Go through the material below and count the lines with the string "dominance"; the number is the whole answer.

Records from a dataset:
::::::::::
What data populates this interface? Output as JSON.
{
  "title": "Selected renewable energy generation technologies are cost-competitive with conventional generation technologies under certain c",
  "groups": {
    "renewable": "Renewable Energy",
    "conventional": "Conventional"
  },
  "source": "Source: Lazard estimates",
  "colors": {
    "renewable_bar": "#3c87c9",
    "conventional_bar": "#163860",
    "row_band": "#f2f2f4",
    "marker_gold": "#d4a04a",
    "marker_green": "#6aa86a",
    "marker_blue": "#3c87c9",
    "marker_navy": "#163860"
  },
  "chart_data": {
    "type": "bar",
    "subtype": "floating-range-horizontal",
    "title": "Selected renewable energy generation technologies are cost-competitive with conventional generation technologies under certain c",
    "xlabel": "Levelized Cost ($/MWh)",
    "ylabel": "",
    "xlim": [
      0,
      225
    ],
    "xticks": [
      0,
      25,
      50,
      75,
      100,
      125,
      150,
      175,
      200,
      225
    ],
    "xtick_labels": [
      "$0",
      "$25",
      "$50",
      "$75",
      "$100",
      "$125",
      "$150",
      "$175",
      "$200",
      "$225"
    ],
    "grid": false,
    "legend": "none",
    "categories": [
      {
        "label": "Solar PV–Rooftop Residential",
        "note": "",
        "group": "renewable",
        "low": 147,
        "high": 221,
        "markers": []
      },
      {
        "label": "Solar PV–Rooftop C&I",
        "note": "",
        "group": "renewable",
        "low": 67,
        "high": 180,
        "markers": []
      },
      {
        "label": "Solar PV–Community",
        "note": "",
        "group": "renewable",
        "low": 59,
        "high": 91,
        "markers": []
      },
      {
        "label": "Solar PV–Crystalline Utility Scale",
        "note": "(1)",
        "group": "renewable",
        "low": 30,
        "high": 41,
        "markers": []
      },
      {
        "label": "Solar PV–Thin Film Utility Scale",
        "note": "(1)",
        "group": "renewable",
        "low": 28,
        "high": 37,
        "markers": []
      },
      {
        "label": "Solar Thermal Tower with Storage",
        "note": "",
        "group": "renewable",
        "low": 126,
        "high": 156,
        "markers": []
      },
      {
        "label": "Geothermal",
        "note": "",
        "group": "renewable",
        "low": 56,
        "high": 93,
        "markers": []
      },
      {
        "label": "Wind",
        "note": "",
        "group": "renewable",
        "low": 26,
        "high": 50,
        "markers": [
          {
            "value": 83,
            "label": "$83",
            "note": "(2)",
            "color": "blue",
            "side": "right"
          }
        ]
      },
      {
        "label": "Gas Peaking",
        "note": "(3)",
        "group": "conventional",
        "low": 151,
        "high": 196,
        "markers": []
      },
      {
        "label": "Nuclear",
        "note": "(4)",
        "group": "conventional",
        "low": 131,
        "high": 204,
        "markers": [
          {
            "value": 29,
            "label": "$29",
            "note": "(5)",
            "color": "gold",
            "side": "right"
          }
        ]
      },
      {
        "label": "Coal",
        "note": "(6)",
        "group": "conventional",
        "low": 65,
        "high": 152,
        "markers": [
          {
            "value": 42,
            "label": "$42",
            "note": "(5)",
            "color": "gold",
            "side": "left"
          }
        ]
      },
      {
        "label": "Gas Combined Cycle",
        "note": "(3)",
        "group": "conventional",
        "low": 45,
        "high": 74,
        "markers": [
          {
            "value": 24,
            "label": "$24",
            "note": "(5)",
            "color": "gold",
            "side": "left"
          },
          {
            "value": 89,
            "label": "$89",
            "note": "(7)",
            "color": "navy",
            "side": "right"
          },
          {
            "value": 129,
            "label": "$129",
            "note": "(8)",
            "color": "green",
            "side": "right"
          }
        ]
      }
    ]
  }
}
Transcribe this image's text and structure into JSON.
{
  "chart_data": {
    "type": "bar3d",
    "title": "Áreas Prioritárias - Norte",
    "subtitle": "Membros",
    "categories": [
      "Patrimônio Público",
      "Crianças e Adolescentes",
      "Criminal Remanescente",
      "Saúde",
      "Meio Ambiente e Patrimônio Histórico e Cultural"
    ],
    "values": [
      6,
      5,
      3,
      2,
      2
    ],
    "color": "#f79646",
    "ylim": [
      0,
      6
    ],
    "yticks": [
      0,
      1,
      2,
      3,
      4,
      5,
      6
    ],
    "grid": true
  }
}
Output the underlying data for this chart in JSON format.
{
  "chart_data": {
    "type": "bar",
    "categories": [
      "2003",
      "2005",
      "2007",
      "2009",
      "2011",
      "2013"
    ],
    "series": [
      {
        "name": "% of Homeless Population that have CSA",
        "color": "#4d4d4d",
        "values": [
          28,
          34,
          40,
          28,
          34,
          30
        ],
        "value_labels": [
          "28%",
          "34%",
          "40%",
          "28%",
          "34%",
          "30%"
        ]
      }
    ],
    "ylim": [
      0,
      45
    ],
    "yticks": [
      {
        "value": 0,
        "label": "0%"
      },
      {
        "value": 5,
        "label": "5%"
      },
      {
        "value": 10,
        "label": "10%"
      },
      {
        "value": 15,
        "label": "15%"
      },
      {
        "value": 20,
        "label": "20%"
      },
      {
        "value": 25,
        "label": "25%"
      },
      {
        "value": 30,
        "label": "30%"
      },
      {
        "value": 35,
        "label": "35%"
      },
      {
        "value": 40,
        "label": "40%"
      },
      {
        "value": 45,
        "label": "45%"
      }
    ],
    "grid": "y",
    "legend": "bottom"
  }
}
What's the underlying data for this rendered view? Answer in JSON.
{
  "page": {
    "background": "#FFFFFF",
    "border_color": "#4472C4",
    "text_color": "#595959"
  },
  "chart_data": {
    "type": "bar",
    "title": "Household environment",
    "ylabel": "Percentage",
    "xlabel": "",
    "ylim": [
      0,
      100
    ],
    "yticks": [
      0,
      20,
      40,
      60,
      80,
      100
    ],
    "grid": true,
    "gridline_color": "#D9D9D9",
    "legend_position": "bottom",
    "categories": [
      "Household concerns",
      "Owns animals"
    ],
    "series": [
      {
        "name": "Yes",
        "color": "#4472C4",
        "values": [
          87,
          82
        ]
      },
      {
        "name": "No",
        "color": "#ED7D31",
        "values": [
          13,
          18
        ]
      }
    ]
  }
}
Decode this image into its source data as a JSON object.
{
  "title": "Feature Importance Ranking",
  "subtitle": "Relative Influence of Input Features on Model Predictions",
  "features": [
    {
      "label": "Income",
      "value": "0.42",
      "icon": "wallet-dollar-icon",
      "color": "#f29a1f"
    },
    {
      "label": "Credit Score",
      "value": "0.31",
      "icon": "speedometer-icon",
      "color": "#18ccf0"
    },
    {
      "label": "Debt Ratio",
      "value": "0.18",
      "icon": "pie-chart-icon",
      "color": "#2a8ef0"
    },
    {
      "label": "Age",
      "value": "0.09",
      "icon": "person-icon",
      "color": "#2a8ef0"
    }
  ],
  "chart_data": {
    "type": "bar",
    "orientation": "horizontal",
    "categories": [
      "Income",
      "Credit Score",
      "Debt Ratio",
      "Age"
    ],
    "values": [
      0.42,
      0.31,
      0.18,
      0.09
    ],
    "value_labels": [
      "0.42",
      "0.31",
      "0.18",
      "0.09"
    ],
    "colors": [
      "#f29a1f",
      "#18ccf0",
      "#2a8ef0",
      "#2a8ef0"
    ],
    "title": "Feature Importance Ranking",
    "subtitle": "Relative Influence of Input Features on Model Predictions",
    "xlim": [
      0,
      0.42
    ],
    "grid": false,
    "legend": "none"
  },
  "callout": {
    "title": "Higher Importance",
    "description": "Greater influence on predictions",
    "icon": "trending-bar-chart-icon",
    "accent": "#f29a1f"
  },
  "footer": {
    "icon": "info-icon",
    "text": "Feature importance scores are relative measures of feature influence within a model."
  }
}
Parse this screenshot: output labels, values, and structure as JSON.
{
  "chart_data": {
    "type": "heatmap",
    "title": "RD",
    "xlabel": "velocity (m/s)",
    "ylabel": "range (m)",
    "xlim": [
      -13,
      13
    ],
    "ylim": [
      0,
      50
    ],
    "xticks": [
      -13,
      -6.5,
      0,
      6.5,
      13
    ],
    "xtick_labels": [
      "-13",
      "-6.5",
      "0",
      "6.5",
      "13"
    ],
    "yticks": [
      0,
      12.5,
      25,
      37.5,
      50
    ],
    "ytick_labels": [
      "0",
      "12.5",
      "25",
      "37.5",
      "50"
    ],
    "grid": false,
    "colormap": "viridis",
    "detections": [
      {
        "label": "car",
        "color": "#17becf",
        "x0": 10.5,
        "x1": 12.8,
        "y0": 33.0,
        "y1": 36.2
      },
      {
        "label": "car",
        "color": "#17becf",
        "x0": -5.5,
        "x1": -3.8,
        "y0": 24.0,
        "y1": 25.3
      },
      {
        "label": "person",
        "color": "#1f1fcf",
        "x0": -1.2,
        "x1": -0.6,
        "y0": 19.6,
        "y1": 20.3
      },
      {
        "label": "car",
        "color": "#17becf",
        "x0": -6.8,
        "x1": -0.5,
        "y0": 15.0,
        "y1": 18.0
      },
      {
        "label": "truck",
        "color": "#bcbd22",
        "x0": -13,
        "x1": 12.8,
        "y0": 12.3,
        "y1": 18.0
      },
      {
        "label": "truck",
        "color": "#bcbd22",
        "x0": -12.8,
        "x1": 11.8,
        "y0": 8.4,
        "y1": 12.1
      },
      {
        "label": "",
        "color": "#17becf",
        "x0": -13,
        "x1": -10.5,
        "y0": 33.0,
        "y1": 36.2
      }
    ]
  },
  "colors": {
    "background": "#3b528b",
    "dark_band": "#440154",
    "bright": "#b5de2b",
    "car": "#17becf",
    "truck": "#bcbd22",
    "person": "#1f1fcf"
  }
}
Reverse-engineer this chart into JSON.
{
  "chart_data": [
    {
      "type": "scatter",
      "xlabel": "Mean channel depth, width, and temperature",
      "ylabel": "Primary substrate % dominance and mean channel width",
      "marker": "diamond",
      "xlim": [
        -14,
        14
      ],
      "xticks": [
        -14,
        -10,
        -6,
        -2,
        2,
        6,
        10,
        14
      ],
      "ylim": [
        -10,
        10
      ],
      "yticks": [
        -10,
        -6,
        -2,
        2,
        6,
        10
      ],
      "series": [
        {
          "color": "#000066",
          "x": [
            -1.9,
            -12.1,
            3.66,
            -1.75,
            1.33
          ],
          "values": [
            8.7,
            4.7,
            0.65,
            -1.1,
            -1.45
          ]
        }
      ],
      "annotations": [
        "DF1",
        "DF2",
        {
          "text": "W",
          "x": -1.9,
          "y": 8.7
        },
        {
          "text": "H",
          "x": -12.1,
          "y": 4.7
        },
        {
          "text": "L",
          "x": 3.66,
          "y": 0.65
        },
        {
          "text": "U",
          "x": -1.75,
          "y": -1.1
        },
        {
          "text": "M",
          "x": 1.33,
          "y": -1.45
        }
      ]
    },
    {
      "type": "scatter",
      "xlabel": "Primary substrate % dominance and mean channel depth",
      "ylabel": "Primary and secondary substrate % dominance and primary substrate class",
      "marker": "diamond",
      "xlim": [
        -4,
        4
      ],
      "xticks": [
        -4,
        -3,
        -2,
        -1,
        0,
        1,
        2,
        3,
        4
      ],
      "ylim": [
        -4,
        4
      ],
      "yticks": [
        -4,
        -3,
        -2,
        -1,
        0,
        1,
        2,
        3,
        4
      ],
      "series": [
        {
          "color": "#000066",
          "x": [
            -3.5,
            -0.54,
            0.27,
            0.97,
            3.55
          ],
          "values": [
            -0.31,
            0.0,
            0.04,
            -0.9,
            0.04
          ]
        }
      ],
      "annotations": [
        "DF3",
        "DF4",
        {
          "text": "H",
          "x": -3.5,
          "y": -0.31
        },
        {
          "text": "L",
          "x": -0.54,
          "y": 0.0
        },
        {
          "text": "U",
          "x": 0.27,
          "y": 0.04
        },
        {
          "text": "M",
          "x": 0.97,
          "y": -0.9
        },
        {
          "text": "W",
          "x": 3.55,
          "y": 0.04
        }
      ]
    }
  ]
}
::::::::::
## Expected answer
3